Look for "https" in each line of the entries, and return the matching lines.

== INFORMATION SHOWN

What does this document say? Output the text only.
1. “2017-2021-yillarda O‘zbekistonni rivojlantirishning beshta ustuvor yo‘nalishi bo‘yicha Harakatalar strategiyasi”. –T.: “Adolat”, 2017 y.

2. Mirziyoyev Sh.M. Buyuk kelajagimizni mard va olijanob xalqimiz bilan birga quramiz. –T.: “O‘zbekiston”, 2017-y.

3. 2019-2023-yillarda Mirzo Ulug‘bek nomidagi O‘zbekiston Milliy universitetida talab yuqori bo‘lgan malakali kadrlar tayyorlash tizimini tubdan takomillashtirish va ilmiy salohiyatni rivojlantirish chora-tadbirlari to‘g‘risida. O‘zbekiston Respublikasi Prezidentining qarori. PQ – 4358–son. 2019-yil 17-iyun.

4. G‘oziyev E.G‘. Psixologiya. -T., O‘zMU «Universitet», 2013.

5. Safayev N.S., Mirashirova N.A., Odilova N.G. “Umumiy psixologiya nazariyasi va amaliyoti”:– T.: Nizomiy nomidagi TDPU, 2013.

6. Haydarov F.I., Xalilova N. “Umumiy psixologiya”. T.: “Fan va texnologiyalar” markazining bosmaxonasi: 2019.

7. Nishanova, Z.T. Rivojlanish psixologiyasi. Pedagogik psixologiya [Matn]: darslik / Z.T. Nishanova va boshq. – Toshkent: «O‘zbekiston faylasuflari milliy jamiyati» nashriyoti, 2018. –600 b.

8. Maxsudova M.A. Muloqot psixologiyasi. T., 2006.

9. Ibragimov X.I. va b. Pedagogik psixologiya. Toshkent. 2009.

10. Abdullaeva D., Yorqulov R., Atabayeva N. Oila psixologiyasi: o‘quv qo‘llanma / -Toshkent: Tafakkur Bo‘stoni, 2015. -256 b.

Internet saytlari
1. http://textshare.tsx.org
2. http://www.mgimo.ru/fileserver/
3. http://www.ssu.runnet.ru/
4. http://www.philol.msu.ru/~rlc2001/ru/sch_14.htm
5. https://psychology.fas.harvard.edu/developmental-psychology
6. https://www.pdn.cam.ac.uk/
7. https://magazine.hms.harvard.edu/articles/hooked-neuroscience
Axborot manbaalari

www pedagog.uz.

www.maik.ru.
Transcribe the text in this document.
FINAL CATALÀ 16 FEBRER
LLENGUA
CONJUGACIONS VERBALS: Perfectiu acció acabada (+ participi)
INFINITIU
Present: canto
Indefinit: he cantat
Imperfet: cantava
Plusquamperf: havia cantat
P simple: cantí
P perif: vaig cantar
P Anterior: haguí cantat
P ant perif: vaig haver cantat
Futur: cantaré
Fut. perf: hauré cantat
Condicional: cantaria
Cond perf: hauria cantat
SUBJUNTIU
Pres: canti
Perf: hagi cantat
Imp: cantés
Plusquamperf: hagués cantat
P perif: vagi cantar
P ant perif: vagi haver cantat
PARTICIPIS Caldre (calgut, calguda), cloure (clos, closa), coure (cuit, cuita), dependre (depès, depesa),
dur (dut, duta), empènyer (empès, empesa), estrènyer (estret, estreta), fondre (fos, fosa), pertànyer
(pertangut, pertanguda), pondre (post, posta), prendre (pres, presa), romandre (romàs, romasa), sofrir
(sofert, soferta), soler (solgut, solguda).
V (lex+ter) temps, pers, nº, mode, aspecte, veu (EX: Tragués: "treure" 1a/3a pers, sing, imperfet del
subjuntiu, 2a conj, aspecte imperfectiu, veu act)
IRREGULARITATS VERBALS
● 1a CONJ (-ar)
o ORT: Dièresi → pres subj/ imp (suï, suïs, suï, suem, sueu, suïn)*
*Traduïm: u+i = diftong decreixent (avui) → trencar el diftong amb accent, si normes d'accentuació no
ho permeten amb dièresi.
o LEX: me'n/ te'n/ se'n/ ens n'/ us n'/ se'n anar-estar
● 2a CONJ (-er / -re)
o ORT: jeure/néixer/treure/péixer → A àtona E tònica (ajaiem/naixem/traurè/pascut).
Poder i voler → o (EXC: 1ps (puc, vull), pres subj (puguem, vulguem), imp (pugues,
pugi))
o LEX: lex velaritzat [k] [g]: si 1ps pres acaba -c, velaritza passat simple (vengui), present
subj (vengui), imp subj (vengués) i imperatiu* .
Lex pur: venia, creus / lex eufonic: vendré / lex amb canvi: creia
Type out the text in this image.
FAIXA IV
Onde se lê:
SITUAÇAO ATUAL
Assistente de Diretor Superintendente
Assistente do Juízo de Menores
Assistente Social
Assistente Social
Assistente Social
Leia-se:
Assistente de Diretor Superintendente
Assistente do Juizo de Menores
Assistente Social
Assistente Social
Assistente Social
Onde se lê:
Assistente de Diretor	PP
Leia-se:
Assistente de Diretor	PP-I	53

====

**TASK SOLUTION:**
5. https://psychology.fas.harvard.edu/developmental-psychology
6. https://www.pdn.cam.ac.uk/
7. https://magazine.hms.harvard.edu/articles/hooked-neuroscience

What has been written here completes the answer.